*** Data supplied ***

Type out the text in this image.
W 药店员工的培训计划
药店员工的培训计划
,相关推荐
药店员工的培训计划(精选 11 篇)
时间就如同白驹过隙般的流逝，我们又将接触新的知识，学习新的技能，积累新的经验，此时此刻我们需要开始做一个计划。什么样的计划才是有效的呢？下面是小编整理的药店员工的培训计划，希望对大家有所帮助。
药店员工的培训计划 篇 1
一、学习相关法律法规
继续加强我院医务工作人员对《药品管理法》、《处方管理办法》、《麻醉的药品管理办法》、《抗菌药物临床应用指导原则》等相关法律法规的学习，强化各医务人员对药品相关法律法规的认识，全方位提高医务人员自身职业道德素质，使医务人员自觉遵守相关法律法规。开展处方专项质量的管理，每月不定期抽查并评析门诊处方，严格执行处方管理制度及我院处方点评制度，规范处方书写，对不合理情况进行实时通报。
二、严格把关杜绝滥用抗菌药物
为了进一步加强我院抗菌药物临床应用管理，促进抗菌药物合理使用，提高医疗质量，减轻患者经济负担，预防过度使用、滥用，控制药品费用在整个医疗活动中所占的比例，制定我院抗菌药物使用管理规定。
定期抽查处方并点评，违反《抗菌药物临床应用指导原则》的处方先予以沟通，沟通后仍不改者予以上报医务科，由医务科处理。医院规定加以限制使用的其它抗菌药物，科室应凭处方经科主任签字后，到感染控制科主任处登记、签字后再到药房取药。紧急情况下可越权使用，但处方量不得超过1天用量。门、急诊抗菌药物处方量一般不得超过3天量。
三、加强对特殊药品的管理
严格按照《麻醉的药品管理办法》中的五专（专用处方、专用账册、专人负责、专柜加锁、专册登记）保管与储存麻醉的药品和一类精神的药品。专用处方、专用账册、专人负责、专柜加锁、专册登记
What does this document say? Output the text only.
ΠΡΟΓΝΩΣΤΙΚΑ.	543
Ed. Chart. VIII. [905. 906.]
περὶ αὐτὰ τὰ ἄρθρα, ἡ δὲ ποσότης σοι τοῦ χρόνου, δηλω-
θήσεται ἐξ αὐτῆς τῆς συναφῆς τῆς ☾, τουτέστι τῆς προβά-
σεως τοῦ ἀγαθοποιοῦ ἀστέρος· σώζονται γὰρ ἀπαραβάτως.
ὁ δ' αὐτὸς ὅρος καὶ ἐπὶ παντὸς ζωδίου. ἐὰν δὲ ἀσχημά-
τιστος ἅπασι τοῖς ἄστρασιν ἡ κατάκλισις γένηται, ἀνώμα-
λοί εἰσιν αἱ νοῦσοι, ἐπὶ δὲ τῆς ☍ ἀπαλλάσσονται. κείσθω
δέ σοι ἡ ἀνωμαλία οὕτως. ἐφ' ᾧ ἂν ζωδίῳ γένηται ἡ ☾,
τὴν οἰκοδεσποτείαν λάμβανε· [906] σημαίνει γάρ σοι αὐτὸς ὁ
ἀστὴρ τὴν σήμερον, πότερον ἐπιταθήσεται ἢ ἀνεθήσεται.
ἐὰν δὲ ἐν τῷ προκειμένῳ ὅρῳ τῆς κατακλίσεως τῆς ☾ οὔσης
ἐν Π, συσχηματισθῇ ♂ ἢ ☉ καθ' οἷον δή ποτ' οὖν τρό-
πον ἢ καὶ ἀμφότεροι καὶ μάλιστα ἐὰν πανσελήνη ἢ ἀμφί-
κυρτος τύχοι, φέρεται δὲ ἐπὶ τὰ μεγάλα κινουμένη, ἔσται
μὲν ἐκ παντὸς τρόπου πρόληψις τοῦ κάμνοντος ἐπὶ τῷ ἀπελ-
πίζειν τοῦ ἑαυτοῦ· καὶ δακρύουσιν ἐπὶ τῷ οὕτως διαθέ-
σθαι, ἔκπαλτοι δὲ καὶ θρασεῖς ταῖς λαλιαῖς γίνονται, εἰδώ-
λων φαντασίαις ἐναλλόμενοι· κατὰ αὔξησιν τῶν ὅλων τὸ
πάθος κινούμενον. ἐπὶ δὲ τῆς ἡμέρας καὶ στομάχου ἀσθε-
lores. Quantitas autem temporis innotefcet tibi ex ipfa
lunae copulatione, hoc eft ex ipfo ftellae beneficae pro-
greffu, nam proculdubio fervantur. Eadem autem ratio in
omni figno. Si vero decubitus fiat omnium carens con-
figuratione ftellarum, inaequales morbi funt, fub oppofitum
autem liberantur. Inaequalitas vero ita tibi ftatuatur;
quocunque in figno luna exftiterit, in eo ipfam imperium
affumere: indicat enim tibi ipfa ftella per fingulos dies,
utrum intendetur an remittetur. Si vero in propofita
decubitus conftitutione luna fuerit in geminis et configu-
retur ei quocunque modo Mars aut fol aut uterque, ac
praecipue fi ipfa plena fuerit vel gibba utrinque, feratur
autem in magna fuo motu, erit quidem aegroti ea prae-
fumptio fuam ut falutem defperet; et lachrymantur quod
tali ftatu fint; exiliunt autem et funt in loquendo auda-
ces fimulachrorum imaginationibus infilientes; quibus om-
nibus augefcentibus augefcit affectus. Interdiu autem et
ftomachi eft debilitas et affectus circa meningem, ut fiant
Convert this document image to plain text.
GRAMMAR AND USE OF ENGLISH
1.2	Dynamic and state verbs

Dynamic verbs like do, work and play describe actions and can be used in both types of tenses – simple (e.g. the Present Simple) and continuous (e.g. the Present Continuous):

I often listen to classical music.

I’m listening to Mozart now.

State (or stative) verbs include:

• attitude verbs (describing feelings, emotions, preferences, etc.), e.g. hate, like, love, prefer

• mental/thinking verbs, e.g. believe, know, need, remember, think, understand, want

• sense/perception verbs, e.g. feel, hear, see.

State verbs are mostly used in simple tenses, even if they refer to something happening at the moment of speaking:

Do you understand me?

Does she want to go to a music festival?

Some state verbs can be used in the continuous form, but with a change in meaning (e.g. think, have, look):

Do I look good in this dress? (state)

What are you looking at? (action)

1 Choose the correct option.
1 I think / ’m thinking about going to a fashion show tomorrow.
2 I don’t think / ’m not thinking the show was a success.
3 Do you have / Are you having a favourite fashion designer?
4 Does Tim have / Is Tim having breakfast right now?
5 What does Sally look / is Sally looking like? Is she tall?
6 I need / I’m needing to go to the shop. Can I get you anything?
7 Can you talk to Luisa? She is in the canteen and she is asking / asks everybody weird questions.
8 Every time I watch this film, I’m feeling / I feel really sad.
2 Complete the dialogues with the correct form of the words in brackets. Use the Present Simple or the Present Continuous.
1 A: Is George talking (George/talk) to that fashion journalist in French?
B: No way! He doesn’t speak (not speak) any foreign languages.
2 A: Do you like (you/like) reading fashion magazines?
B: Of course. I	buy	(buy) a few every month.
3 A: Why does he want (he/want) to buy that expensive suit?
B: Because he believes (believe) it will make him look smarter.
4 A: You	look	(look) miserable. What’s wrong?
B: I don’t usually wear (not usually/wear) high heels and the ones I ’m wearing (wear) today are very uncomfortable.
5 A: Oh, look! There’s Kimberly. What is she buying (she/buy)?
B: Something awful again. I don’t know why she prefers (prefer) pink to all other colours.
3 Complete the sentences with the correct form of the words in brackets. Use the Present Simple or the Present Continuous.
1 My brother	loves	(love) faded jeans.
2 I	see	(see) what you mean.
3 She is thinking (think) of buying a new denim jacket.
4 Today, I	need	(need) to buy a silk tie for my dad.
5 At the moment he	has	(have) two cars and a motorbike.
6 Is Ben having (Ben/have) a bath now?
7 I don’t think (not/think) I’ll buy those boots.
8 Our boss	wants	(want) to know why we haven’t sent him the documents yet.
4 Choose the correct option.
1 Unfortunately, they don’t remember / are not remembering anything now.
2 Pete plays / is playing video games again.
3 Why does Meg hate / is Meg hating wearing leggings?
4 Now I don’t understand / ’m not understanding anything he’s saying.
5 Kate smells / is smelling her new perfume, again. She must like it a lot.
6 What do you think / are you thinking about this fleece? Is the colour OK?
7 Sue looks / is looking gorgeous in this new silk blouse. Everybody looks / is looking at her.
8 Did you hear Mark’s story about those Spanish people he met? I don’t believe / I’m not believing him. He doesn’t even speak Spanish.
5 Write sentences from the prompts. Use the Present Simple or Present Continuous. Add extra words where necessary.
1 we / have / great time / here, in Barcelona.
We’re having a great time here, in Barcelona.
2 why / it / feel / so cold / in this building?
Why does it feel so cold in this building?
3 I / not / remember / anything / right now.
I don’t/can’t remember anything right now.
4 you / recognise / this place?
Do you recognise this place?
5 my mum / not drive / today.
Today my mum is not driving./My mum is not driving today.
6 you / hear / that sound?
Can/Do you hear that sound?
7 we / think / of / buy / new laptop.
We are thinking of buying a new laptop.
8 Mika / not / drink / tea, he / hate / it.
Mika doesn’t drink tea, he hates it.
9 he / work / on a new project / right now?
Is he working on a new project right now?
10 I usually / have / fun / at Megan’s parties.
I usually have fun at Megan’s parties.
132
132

***

● **What you are asked to do**:
Which lines of the material contain the string "buying"? List each of them.

● **Answer for the task**:
5 A: Oh, look! There’s Kimberly. What is she buying (she/buy)?
3 She is thinking (think) of buying a new denim jacket.
We are thinking of buying a new laptop.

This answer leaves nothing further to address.